## AIM OF THE TASK
Your task is to repeat the lines below exactly, excluding any pictures they contain.

## RECORDS TO USE
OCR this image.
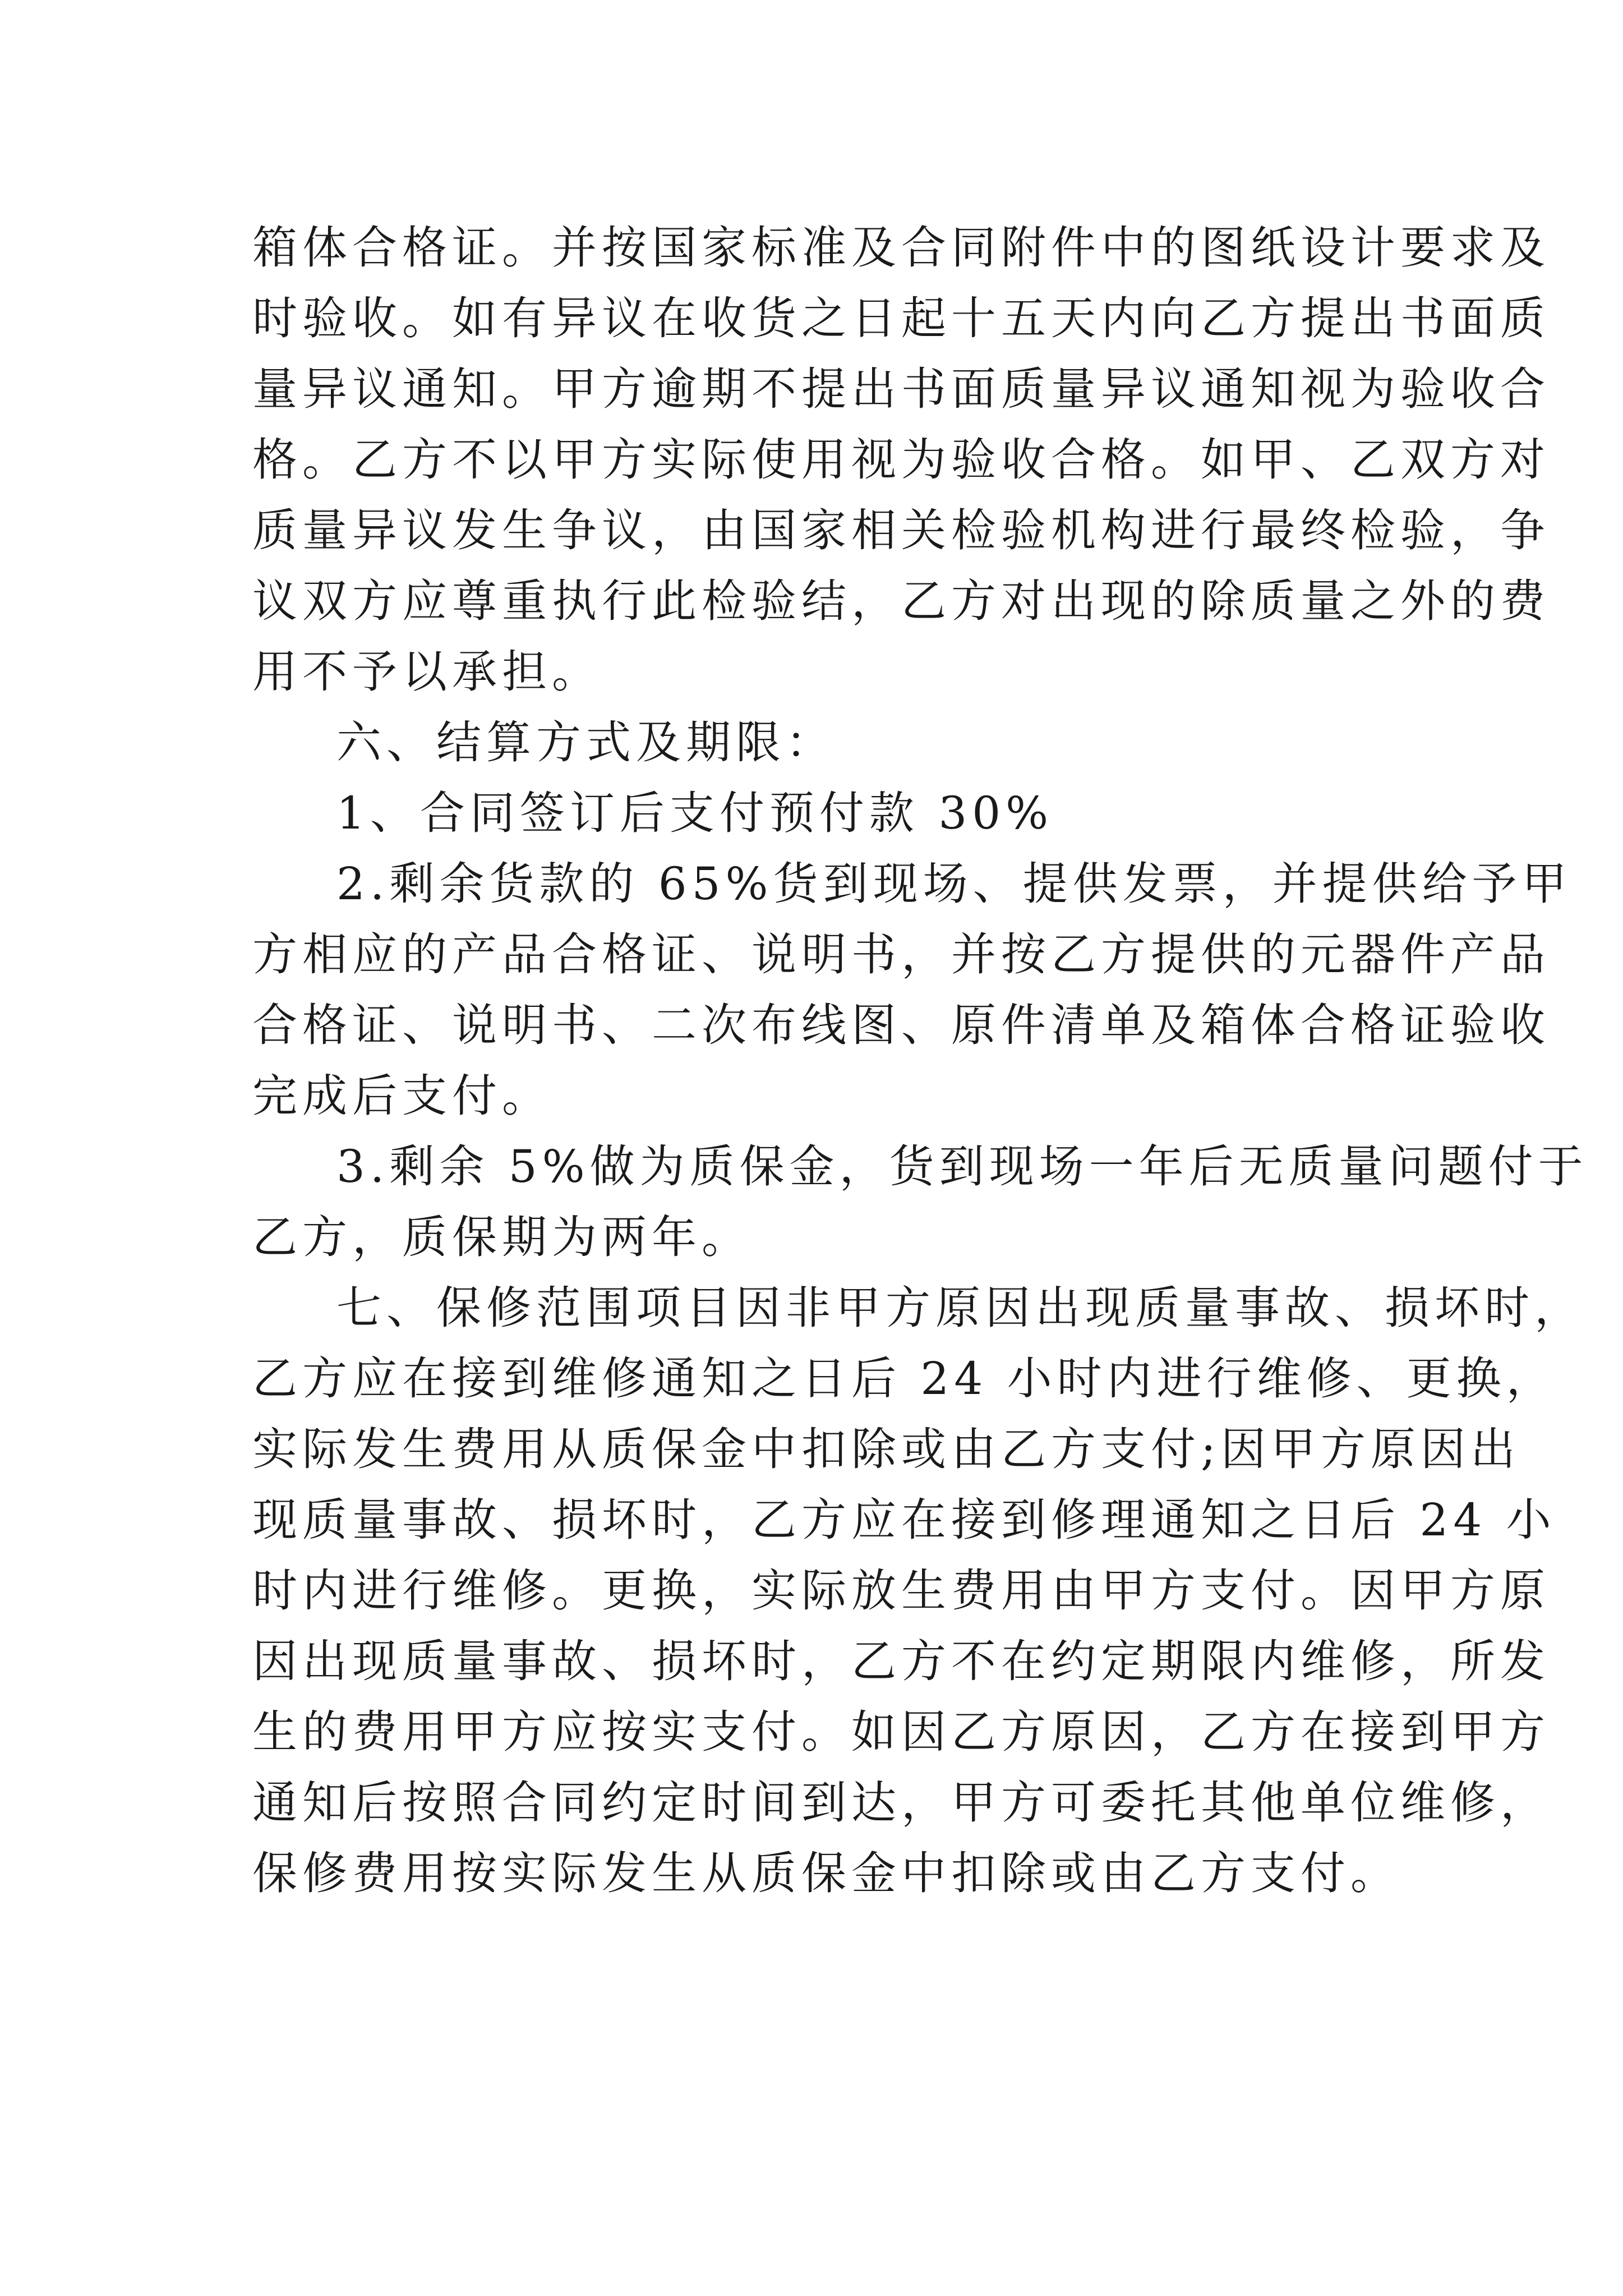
箱体合格证。并按国家标准及合同附件中的图纸设计要求及

时验收。如有异议在收货之日起十五天内向乙方提出书面质

量异议通知。甲方逾期不提出书面质量异议通知视为验收合

格。乙方不以甲方实际使用视为验收合格。如甲、乙双方对

质量异议发生争议，由国家相关检验机构进行最终检验，争

议双方应尊重执行此检验结，乙方对出现的除质量之外的费

用不予以承担。

六、结算方式及期限：

1、合同签订后支付预付款 30%

2.剩余货款的 65%货到现场、提供发票，并提供给予甲

方相应的产品合格证、说明书，并按乙方提供的元器件产品

合格证、说明书、二次布线图、原件清单及箱体合格证验收

完成后支付。

3.剩余 5%做为质保金，货到现场一年后无质量问题付于

乙方，质保期为两年。

七、保修范围项目因非甲方原因出现质量事故、损坏时，

乙方应在接到维修通知之日后 24 小时内进行维修、更换，

实际发生费用从质保金中扣除或由乙方支付;因甲方原因出

现质量事故、损坏时，乙方应在接到修理通知之日后 24 小

时内进行维修。更换，实际放生费用由甲方支付。因甲方原

因出现质量事故、损坏时，乙方不在约定期限内维修，所发

生的费用甲方应按实支付。如因乙方原因，乙方在接到甲方

通知后按照合同约定时间到达，甲方可委托其他单位维修，

保修费用按实际发生从质保金中扣除或由乙方支付。
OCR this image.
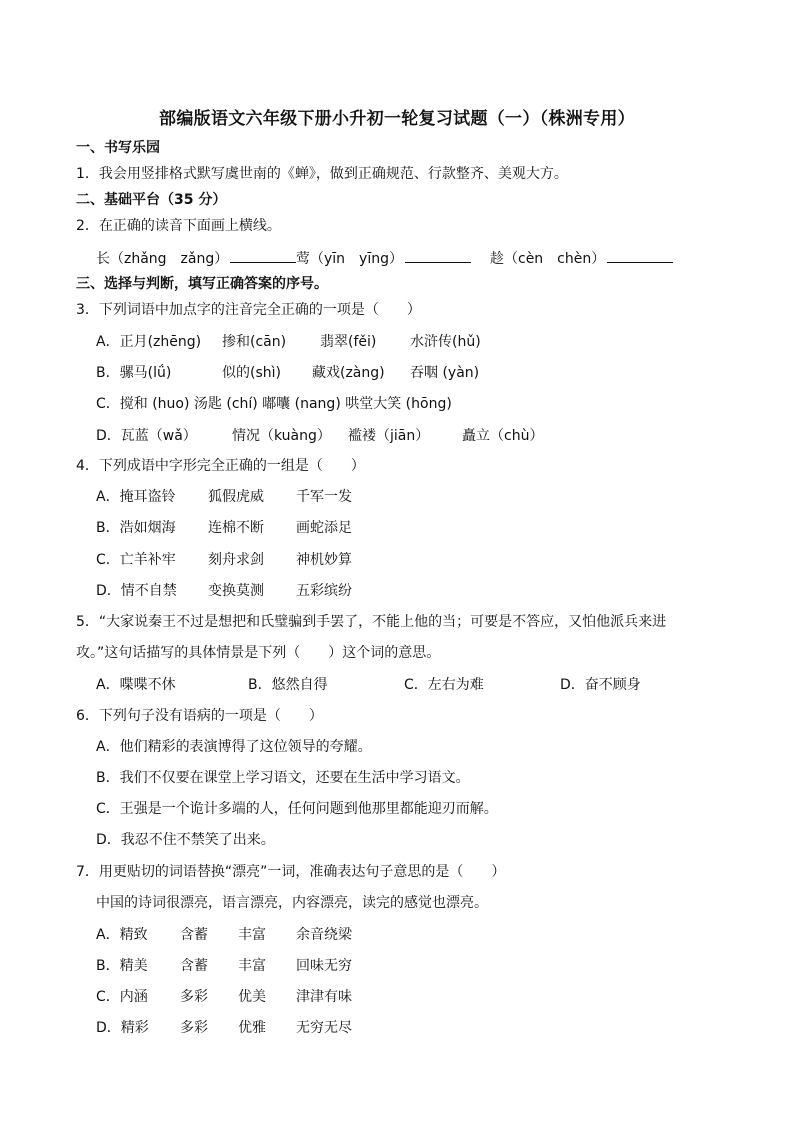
部编版语文六年级下册小升初一轮复习试题（一）（株洲专用）
一、书写乐园
1．我会用竖排格式默写虞世南的《蝉》，做到正确规范、行款整齐、美观大方。
二、基础平台（35 分）
2．在正确的读音下面画上横线。
长（zhǎng　zǎng）	莺（yīn　yīng）	趁（cèn　chèn）
三、选择与判断，填写正确答案的序号。
3．下列词语中加点字的注音完全正确的一项是（　　）
A．正月(zhēng) 掺和(cān) 翡翠(fěi) 水浒传(hǔ)
B．骡马(lǘ)	似的(shì) 藏戏(zàng) 吞咽 (yàn)
C．搅和 (huo) 汤匙 (chí) 嘟囔 (nang) 哄堂大笑 (hōng)
D．瓦蓝（wǎ）	情况（kuàng） 褴褛（jiān） 矗立（chù）
4．下列成语中字形完全正确的一组是（　　）
A．掩耳盗铃 狐假虎威 千军一发
B．浩如烟海 连棉不断 画蛇添足
C．亡羊补牢 刻舟求剑 神机妙算
D．情不自禁 变换莫测 五彩缤纷
5．“大家说秦王不过是想把和氏璧骗到手罢了，不能上他的当；可要是不答应，又怕他派兵来进
攻。”这句话描写的具体情景是下列（　　）这个词的意思。
A．喋喋不休	B．悠然自得	C．左右为难	D．奋不顾身
6．下列句子没有语病的一项是（　　）
A．他们精彩的表演博得了这位领导的夸耀。
B．我们不仅要在课堂上学习语文，还要在生活中学习语文。
C．王强是一个诡计多端的人，任何问题到他那里都能迎刃而解。
D．我忍不住不禁笑了出来。
7．用更贴切的词语替换“漂亮”一词，准确表达句子意思的是（　　）
中国的诗词很漂亮，语言漂亮，内容漂亮，读完的感觉也漂亮。
A．精致 含蓄 丰富 余音绕梁
B．精美 含蓄 丰富 回味无穷
C．内涵 多彩 优美 津津有味
D．精彩 多彩 优雅 无穷无尽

## RESULT
OCR this image.
箱体合格证。并按国家标准及合同附件中的图纸设计要求及

时验收。如有异议在收货之日起十五天内向乙方提出书面质

量异议通知。甲方逾期不提出书面质量异议通知视为验收合

格。乙方不以甲方实际使用视为验收合格。如甲、乙双方对

质量异议发生争议，由国家相关检验机构进行最终检验，争

议双方应尊重执行此检验结，乙方对出现的除质量之外的费

用不予以承担。

六、结算方式及期限：

1、合同签订后支付预付款 30%

2.剩余货款的 65%货到现场、提供发票，并提供给予甲

方相应的产品合格证、说明书，并按乙方提供的元器件产品

合格证、说明书、二次布线图、原件清单及箱体合格证验收

完成后支付。

3.剩余 5%做为质保金，货到现场一年后无质量问题付于

乙方，质保期为两年。

七、保修范围项目因非甲方原因出现质量事故、损坏时，

乙方应在接到维修通知之日后 24 小时内进行维修、更换，

实际发生费用从质保金中扣除或由乙方支付;因甲方原因出

现质量事故、损坏时，乙方应在接到修理通知之日后 24 小

时内进行维修。更换，实际放生费用由甲方支付。因甲方原

因出现质量事故、损坏时，乙方不在约定期限内维修，所发

生的费用甲方应按实支付。如因乙方原因，乙方在接到甲方

通知后按照合同约定时间到达，甲方可委托其他单位维修，

保修费用按实际发生从质保金中扣除或由乙方支付。
OCR this image.
部编版语文六年级下册小升初一轮复习试题（一）（株洲专用）
一、书写乐园
1．我会用竖排格式默写虞世南的《蝉》，做到正确规范、行款整齐、美观大方。
二、基础平台（35 分）
2．在正确的读音下面画上横线。
长（zhǎng　zǎng）	莺（yīn　yīng）	趁（cèn　chèn）
三、选择与判断，填写正确答案的序号。
3．下列词语中加点字的注音完全正确的一项是（　　）
A．正月(zhēng) 掺和(cān) 翡翠(fěi) 水浒传(hǔ)
B．骡马(lǘ)	似的(shì) 藏戏(zàng) 吞咽 (yàn)
C．搅和 (huo) 汤匙 (chí) 嘟囔 (nang) 哄堂大笑 (hōng)
D．瓦蓝（wǎ）	情况（kuàng） 褴褛（jiān） 矗立（chù）
4．下列成语中字形完全正确的一组是（　　）
A．掩耳盗铃 狐假虎威 千军一发
B．浩如烟海 连棉不断 画蛇添足
C．亡羊补牢 刻舟求剑 神机妙算
D．情不自禁 变换莫测 五彩缤纷
5．“大家说秦王不过是想把和氏璧骗到手罢了，不能上他的当；可要是不答应，又怕他派兵来进
攻。”这句话描写的具体情景是下列（　　）这个词的意思。
A．喋喋不休	B．悠然自得	C．左右为难	D．奋不顾身
6．下列句子没有语病的一项是（　　）
A．他们精彩的表演博得了这位领导的夸耀。
B．我们不仅要在课堂上学习语文，还要在生活中学习语文。
C．王强是一个诡计多端的人，任何问题到他那里都能迎刃而解。
D．我忍不住不禁笑了出来。
7．用更贴切的词语替换“漂亮”一词，准确表达句子意思的是（　　）
中国的诗词很漂亮，语言漂亮，内容漂亮，读完的感觉也漂亮。
A．精致 含蓄 丰富 余音绕梁
B．精美 含蓄 丰富 回味无穷
C．内涵 多彩 优美 津津有味
D．精彩 多彩 优雅 无穷无尽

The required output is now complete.